Instructions for the task
In the blog post below about press coverage of Facebook, how many Facebook users does the front-page feature report for Britain?

Given passage
===============

Anyway – and the link to Metro’s website doesn’t do any sort of justice to the full horror of this – this morning’s front page feature was all about Facebook reaching 500m users. And lots of little ‘factoids’ (26m users in Britain – that’s a third of the population!) and some mealy-mouthed motherhood statements from the boy-demon, Mark Zuckerberg.

C’mon, bloggy people – what’s wrong with this picture?

  • It’s not news – it merely provides a seal of approval for people’s grubby obsession wid da ‘book
  • OK, it could be argued that it IS news – populist, describing a global phenomenon, huge numbers, societal step-change etc etc – but I always thought there had to be two sides to news. Where’s the counter-argument? The nearest we get to it is a nod to the fact that Facebook doesn’t make a profit, and that Azrael Zuckerberg may have to give a slice of his horrible action to some guy he had a contract with some time ago. (And you wouldnae want to read the small print on THAT contract, mark my words)
  • Where does the data come from? Oooooh, ooooh, oooooh! Let me guess! Facebook?
  • Not even a nod to the fact that only a proportion of those registered Facebookians are actually active
  • No nod to the trend for people to create Facebook accounts for their pets
  • No nod to the exceptionally poor nature of the bulk of the content
  • And certainly no recognition of the possibility that serious Facebookists (most likely, I wouldn’t want to be quoted on this) have serious issues of a rather disturbing nature

If you don’t believe me – or if you simply want to marvel at the random fuckwittery that is the bulk of Facebook, have a quick shufti at this. This is Failbook. Mostly shit, occasionally jaw-droppingly, buttock-clenchingly awful.

Anyway, the good news is that this undoubtedly heralds the start of the silly season. Yes, dear communications specialists everywhere, it is time to kick back, dust off the really stupid ideas that wouldn’t stand a chance at any other time of the year, and get filling those empty column inches!

Good luck to you all!

Googly I

 Been a while, blog snorkellers mine, been a while.

===============

Data extract
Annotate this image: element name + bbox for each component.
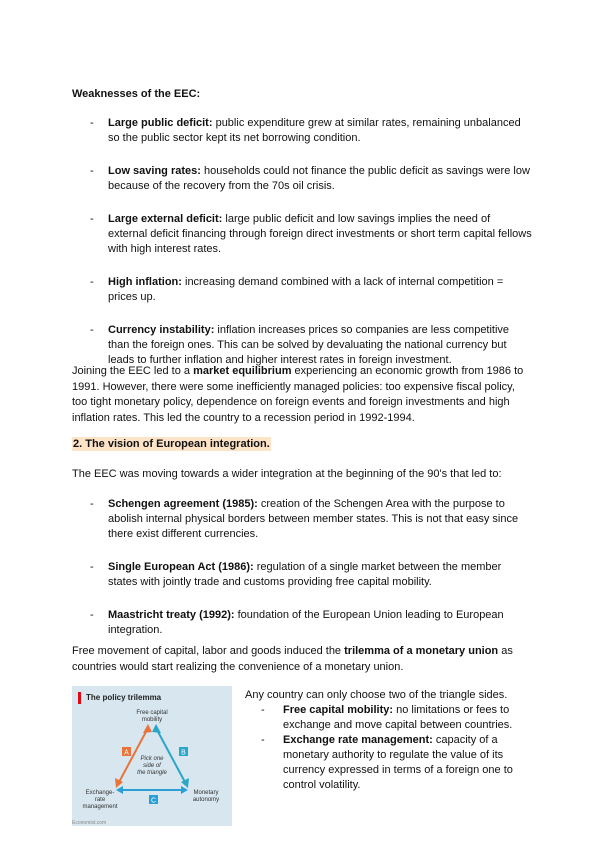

===============

Output of the task
26 million, a third of the population.